● **WORK TO BE COMPLETED**
Can you write out every line of the material below word for word, leaving out the pictures?

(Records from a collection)
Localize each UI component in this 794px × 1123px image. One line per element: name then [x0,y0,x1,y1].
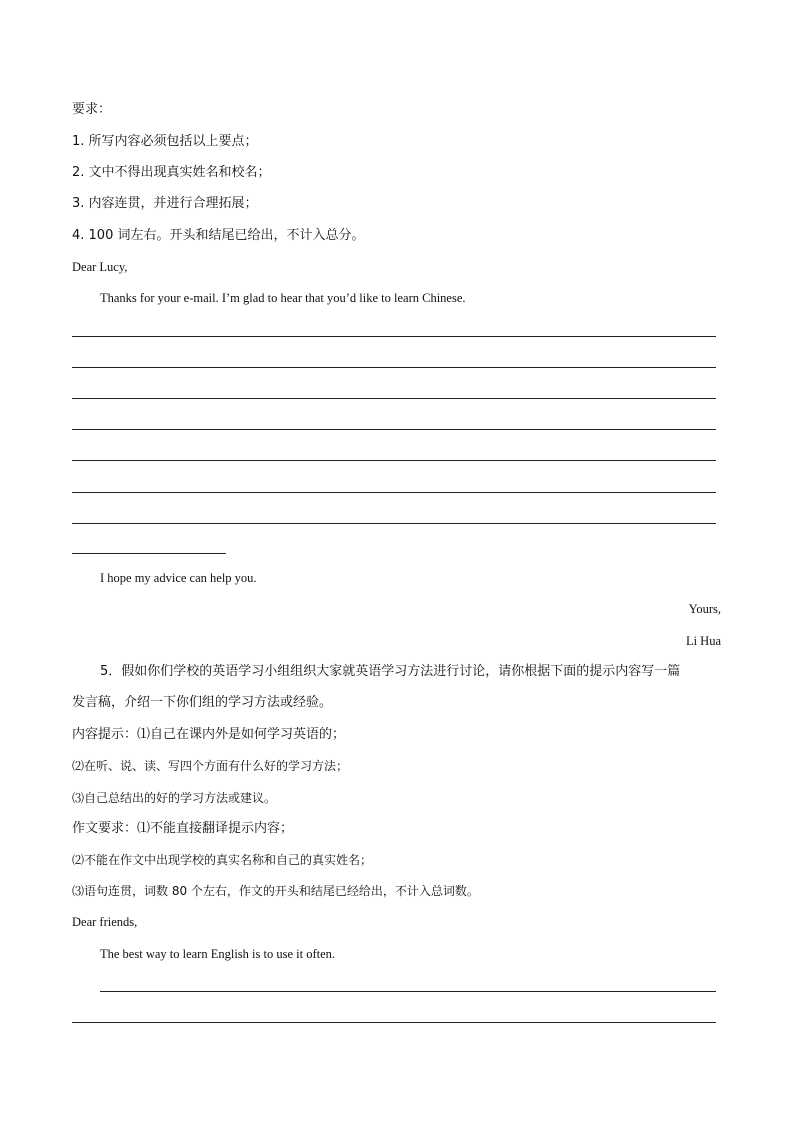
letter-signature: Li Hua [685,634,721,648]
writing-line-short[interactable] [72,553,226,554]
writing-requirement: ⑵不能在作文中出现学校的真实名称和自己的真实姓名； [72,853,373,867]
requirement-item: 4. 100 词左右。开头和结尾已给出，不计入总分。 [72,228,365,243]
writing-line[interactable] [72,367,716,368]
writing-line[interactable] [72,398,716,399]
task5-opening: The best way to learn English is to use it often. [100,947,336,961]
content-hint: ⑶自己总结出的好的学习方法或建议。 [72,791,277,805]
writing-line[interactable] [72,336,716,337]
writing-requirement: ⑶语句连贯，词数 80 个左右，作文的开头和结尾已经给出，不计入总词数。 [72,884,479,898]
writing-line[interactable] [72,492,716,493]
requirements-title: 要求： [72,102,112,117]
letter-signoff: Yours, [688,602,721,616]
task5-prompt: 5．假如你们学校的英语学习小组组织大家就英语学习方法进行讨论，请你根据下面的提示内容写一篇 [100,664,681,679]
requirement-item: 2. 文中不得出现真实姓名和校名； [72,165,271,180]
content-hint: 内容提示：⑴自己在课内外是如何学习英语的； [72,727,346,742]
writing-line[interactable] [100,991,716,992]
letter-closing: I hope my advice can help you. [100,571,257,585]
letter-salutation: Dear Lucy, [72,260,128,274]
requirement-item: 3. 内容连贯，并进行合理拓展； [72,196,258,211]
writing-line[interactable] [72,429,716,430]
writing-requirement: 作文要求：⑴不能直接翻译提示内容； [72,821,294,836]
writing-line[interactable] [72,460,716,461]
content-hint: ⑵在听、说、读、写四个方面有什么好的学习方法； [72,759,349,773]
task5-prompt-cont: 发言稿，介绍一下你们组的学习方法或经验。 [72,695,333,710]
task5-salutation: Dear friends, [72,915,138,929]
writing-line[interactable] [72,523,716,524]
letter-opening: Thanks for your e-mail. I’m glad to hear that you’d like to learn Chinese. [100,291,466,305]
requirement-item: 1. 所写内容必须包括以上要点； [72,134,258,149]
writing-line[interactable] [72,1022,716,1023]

● **FINAL RESULT**
Localize each UI component in this 794px × 1123px image. One line per element: name then [x0,y0,x1,y1].
letter-signature: Li Hua [685,634,721,648]
writing-line-short[interactable] [72,553,226,554]
writing-requirement: ⑵不能在作文中出现学校的真实名称和自己的真实姓名； [72,853,373,867]
requirement-item: 4. 100 词左右。开头和结尾已给出，不计入总分。 [72,228,365,243]
writing-line[interactable] [72,367,716,368]
writing-line[interactable] [72,398,716,399]
task5-opening: The best way to learn English is to use it often. [100,947,336,961]
content-hint: ⑶自己总结出的好的学习方法或建议。 [72,791,277,805]
writing-line[interactable] [72,336,716,337]
writing-requirement: ⑶语句连贯，词数 80 个左右，作文的开头和结尾已经给出，不计入总词数。 [72,884,479,898]
writing-line[interactable] [72,492,716,493]
requirements-title: 要求： [72,102,112,117]
letter-signoff: Yours, [688,602,721,616]
task5-prompt: 5．假如你们学校的英语学习小组组织大家就英语学习方法进行讨论，请你根据下面的提示内容写一篇 [100,664,681,679]
requirement-item: 2. 文中不得出现真实姓名和校名； [72,165,271,180]
content-hint: 内容提示：⑴自己在课内外是如何学习英语的； [72,727,346,742]
writing-line[interactable] [100,991,716,992]
letter-closing: I hope my advice can help you. [100,571,257,585]
letter-salutation: Dear Lucy, [72,260,128,274]
requirement-item: 3. 内容连贯，并进行合理拓展； [72,196,258,211]
writing-line[interactable] [72,429,716,430]
writing-requirement: 作文要求：⑴不能直接翻译提示内容； [72,821,294,836]
writing-line[interactable] [72,460,716,461]
content-hint: ⑵在听、说、读、写四个方面有什么好的学习方法； [72,759,349,773]
task5-prompt-cont: 发言稿，介绍一下你们组的学习方法或经验。 [72,695,333,710]
task5-salutation: Dear friends, [72,915,138,929]
writing-line[interactable] [72,523,716,524]
letter-opening: Thanks for your e-mail. I’m glad to hear that you’d like to learn Chinese. [100,291,466,305]
requirement-item: 1. 所写内容必须包括以上要点； [72,134,258,149]
writing-line[interactable] [72,1022,716,1023]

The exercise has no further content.